▸ Exercise passage

▼

On Friday Chris Bolton @whatsthepont and I will be exploring with staff how the Care Council for Wales @CareCouncil should be involved in social media. The Care Council is the social care workforce regulator in Wales responsible for promoting and securing high standards across the social services and social care workforce. It is worth noting that I first connected with Chris through Twitter!
It is so encouraging to see more and more care organisations that now understand the value and power of social media to communicate their values, purpose, share resources and actively engage with a much wider audience.
In the UK 24 million people are using Facebook every day and Twitter claims15 million users. Messages on social media can reach large numbers of people and it is important that organisations are clear about what they want to achieve from social media.
It is a reality that organisations are being discussed online and the choice is whether you want to be part of those conversations. The choice of platforms you use will be determined by your target audience(s) and where they are having conversations. Engagement through content that is relevant to your followers rather than just broadcasting is one of the key messages in developing a strong digital presence. Potentially all staff are your “brand ambassadors” so give them the confidence and permission to join social media conversations.
Whilst social media platforms may be “free to use” to be successful in social media does require an investment of time and energy. Once you understand the basics you can start building your online profile. “If you’re not paying for the product, you are the product“ is a separate debate!
I am often asked about where to start in developing a digital engagement strategy and I thought I’d share a few thoughts.
Social media guidelines provide a framework especially if social care staff and volunteers are more used to the informality of channels like Facebook. Many organisations have found that proving a private social network such as Yammer encourages staff to experiment with being more social before they develop a public presence. Happily you do not have to reinvent the wheel when developing social media guidelines. The most important element is to ensure that you consult with your staff and reach a consensus about what is acceptable behaviour online.
There are excellent examples provided by:
Engage: Digital and Social Media Engagement for the Police Service the development of the guidelines was overseen by @GScobbie previously ACPO lead for social media.
The Public Sector Social Media Survey 2013 Infographic from Goss Interactive provides a snapshot of the public sector’s current use of social media on an organisational level.

▲

(Page layout parsing data)
▼

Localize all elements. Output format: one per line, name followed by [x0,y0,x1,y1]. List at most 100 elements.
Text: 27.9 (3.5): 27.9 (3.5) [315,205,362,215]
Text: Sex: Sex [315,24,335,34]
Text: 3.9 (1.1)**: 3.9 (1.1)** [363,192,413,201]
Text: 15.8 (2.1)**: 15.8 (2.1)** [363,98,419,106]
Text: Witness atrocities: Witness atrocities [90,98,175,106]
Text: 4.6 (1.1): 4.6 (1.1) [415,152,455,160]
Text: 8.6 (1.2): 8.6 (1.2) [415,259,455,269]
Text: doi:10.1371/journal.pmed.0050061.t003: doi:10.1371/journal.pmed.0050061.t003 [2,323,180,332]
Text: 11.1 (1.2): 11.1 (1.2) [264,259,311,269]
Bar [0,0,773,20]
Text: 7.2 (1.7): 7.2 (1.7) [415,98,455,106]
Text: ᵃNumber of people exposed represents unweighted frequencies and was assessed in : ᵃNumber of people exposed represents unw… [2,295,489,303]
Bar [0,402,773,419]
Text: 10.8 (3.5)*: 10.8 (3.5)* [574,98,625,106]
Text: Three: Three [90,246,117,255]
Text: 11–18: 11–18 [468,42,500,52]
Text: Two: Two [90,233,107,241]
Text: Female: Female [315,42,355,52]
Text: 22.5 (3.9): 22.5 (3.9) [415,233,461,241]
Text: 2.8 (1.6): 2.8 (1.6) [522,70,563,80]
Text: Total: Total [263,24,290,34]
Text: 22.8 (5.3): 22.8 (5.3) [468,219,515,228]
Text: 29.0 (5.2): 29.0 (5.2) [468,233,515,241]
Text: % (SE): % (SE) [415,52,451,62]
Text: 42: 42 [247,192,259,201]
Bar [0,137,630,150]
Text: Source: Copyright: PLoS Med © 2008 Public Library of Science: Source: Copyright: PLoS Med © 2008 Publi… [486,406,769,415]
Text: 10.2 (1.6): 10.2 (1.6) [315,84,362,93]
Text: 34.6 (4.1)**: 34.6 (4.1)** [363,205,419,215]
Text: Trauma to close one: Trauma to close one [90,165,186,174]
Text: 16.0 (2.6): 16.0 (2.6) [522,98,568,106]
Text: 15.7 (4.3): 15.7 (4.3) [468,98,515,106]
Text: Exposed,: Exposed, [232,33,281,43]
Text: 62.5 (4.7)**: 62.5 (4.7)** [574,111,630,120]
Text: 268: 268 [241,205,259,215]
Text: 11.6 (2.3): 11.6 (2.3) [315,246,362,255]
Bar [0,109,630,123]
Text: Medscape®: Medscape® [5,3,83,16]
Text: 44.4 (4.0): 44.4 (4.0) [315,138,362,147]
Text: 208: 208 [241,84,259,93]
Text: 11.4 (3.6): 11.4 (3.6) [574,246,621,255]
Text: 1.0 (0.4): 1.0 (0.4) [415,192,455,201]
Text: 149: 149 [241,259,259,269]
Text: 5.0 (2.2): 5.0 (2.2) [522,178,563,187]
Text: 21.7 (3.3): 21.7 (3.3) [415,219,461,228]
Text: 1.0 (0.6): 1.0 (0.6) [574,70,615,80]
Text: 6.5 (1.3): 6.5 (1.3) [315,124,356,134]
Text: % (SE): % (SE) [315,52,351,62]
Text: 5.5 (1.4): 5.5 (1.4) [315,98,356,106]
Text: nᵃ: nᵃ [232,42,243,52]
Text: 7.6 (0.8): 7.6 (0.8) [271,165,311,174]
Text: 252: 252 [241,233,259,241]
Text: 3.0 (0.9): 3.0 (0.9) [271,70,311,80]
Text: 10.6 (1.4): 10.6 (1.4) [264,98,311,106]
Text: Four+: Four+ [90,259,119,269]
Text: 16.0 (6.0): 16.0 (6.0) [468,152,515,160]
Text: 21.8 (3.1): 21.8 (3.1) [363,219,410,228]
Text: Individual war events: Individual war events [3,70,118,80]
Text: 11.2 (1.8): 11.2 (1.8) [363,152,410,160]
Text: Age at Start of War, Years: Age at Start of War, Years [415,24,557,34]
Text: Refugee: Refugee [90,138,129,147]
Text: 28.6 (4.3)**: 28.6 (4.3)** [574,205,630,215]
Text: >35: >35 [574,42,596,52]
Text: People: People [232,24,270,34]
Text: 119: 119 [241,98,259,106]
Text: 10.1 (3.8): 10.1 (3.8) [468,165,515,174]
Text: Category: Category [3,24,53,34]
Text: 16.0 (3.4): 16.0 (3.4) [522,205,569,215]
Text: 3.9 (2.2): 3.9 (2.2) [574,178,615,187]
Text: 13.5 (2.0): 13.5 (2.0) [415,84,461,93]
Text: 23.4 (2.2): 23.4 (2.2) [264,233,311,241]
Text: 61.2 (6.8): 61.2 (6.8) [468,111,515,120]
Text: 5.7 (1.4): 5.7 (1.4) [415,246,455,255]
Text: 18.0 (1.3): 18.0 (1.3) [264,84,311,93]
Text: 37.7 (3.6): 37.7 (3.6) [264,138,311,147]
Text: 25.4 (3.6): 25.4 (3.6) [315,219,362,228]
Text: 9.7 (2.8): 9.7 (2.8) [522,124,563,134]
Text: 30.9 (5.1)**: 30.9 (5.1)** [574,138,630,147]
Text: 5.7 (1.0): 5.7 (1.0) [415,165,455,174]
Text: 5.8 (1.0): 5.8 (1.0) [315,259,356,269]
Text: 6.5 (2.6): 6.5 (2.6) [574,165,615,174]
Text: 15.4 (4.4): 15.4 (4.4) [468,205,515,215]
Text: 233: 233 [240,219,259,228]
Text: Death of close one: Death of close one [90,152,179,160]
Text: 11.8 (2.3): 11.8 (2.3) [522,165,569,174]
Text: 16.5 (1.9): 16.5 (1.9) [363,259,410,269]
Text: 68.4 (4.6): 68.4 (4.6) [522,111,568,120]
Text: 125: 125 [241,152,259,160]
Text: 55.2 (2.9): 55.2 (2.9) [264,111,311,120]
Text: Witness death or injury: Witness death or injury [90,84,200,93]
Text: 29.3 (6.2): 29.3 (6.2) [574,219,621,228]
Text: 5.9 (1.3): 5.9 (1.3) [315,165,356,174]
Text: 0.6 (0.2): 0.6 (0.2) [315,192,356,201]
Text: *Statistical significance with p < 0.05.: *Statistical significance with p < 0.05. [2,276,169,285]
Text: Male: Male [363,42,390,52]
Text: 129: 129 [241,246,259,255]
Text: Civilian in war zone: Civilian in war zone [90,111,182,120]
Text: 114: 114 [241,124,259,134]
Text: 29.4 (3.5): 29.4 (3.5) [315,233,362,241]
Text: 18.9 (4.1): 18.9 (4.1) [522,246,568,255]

▲

▸ Apply what you read
A - In one to three sentences, explain why the social media passage says an organisation might provide a private social network such as Yammer.
B - Go on with the social media passage, starting after its last sentence.
The items are separate material and have no connection to the social media passage.

▸ Outputs in order
A - Many organisations have found that a private social network such as Yammer encourages staff to experiment with being more social before they develop a public presence.

B -
Without digital leadership many organisations struggle to engage with social media effectively. Is a ‘digital’ leader any different from a ‘traditional’ leader? A question asked by @clarkmike as he shares his 10 top tips. Mike identifies a number of characteristics of the digital leader which include dismantling traditional infrastructures that act as barriers to innovation or which do not add value. Digital leaders support and champion people that are close to service users and customers and seek out people with different views and perspectives to understand how barriers can be overcome. Digital leaders have wide reach, they question and challenge, summarise and synthesise, simplify and de-clutter when necessary. They operate in a 24/7/365 disrupted & chaotic world building new connections & collaborations at speed and they communicate extensively. How many of these factors are intregral to current leadership training programme?
One of my favourite slideshares with excellent insights from Paul Taylor @PaulBromford about the Bromford Group experience of opening up social media access to all staff. Thanks for sharing Paul.
I hope that staff at the conference will be inspired to think about how Twitter and other social media channels can be used to communicate the purpose of Care Council for Wales and engage with a wider audience who also have an interest in promoting and securing high standards for social work and care.
Useful resources to help you on the journey
We will be exploring the online care resources that are available in Wales, across the UK and internationally. Use #caregoesdigital to add your resource.
One of the biggest challenges faced by the care sector is the joining up all of the amazing resources which are available online. An example of using digital technology to do this is provided by the Connected Care Mindmap developed by @clarkmike. We have been identifying relevant resources over the past few months to share and give people a context for the problems identified through online discussions and the Priorities for Care survey at #psicare.
I am very much looking forward to Friday!